What this task involves => Exactly repeat the material, dropping only the pictures.

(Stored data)
━━━━━━━━━━

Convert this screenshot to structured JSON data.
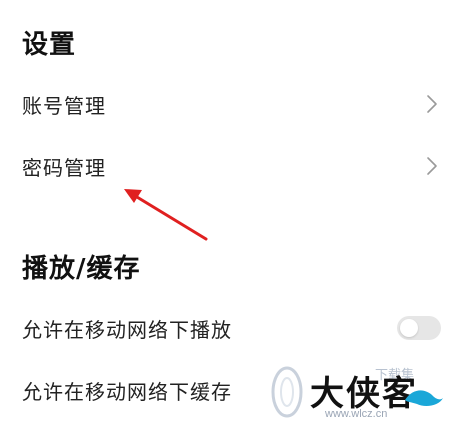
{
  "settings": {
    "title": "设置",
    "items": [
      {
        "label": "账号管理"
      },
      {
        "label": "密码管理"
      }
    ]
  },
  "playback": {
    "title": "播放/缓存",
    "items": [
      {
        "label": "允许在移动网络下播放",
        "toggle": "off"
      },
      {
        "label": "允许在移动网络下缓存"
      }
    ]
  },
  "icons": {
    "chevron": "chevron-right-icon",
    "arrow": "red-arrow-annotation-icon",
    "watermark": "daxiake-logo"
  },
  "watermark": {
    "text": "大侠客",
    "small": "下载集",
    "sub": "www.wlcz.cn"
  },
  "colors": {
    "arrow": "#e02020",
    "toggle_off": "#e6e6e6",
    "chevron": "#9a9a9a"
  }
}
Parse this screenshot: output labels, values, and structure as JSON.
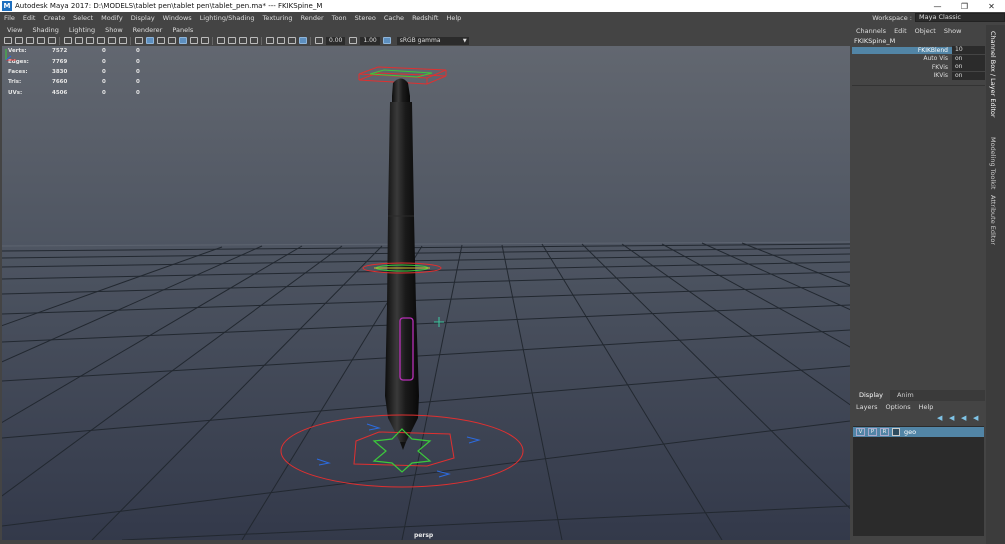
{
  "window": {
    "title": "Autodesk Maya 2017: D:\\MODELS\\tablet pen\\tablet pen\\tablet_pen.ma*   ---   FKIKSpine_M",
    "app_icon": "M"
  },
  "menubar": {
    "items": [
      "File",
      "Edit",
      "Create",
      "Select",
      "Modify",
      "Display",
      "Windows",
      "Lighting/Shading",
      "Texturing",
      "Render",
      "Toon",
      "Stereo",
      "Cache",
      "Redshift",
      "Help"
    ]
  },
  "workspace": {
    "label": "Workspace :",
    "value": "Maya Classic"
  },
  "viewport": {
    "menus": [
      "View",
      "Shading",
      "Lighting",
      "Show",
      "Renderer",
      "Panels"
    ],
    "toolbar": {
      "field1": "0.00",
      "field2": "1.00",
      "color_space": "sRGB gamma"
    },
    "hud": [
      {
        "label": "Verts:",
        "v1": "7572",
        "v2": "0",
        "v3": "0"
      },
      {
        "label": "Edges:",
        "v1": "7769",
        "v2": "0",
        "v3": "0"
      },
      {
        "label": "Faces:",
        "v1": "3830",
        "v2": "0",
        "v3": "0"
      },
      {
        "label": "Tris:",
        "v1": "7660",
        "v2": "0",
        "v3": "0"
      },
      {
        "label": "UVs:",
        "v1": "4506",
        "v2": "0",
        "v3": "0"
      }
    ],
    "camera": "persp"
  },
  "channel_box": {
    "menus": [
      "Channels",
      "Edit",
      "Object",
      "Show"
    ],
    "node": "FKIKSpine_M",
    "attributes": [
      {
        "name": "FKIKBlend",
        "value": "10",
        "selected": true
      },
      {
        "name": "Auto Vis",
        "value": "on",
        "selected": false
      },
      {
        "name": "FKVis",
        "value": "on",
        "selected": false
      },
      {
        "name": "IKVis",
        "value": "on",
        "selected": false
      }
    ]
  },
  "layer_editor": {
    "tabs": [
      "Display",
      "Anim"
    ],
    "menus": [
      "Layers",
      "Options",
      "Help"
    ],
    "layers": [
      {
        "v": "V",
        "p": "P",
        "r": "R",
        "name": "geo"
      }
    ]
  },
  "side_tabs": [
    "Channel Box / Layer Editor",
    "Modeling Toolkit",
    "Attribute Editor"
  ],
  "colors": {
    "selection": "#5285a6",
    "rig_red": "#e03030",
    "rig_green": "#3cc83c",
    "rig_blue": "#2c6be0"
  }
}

━━━━━━━━━━

Response to this exercise =>
Convert this screenshot to structured JSON data.
{
  "settings": {
    "title": "设置",
    "items": [
      {
        "label": "账号管理"
      },
      {
        "label": "密码管理"
      }
    ]
  },
  "playback": {
    "title": "播放/缓存",
    "items": [
      {
        "label": "允许在移动网络下播放",
        "toggle": "off"
      },
      {
        "label": "允许在移动网络下缓存"
      }
    ]
  },
  "icons": {
    "chevron": "chevron-right-icon",
    "arrow": "red-arrow-annotation-icon",
    "watermark": "daxiake-logo"
  },
  "watermark": {
    "text": "大侠客",
    "small": "下载集",
    "sub": "www.wlcz.cn"
  },
  "colors": {
    "arrow": "#e02020",
    "toggle_off": "#e6e6e6",
    "chevron": "#9a9a9a"
  }
}
Parse this screenshot: output labels, values, and structure as JSON.
{
  "window": {
    "title": "Autodesk Maya 2017: D:\\MODELS\\tablet pen\\tablet pen\\tablet_pen.ma*   ---   FKIKSpine_M",
    "app_icon": "M"
  },
  "menubar": {
    "items": [
      "File",
      "Edit",
      "Create",
      "Select",
      "Modify",
      "Display",
      "Windows",
      "Lighting/Shading",
      "Texturing",
      "Render",
      "Toon",
      "Stereo",
      "Cache",
      "Redshift",
      "Help"
    ]
  },
  "workspace": {
    "label": "Workspace :",
    "value": "Maya Classic"
  },
  "viewport": {
    "menus": [
      "View",
      "Shading",
      "Lighting",
      "Show",
      "Renderer",
      "Panels"
    ],
    "toolbar": {
      "field1": "0.00",
      "field2": "1.00",
      "color_space": "sRGB gamma"
    },
    "hud": [
      {
        "label": "Verts:",
        "v1": "7572",
        "v2": "0",
        "v3": "0"
      },
      {
        "label": "Edges:",
        "v1": "7769",
        "v2": "0",
        "v3": "0"
      },
      {
        "label": "Faces:",
        "v1": "3830",
        "v2": "0",
        "v3": "0"
      },
      {
        "label": "Tris:",
        "v1": "7660",
        "v2": "0",
        "v3": "0"
      },
      {
        "label": "UVs:",
        "v1": "4506",
        "v2": "0",
        "v3": "0"
      }
    ],
    "camera": "persp"
  },
  "channel_box": {
    "menus": [
      "Channels",
      "Edit",
      "Object",
      "Show"
    ],
    "node": "FKIKSpine_M",
    "attributes": [
      {
        "name": "FKIKBlend",
        "value": "10",
        "selected": true
      },
      {
        "name": "Auto Vis",
        "value": "on",
        "selected": false
      },
      {
        "name": "FKVis",
        "value": "on",
        "selected": false
      },
      {
        "name": "IKVis",
        "value": "on",
        "selected": false
      }
    ]
  },
  "layer_editor": {
    "tabs": [
      "Display",
      "Anim"
    ],
    "menus": [
      "Layers",
      "Options",
      "Help"
    ],
    "layers": [
      {
        "v": "V",
        "p": "P",
        "r": "R",
        "name": "geo"
      }
    ]
  },
  "side_tabs": [
    "Channel Box / Layer Editor",
    "Modeling Toolkit",
    "Attribute Editor"
  ],
  "colors": {
    "selection": "#5285a6",
    "rig_red": "#e03030",
    "rig_green": "#3cc83c",
    "rig_blue": "#2c6be0"
  }
}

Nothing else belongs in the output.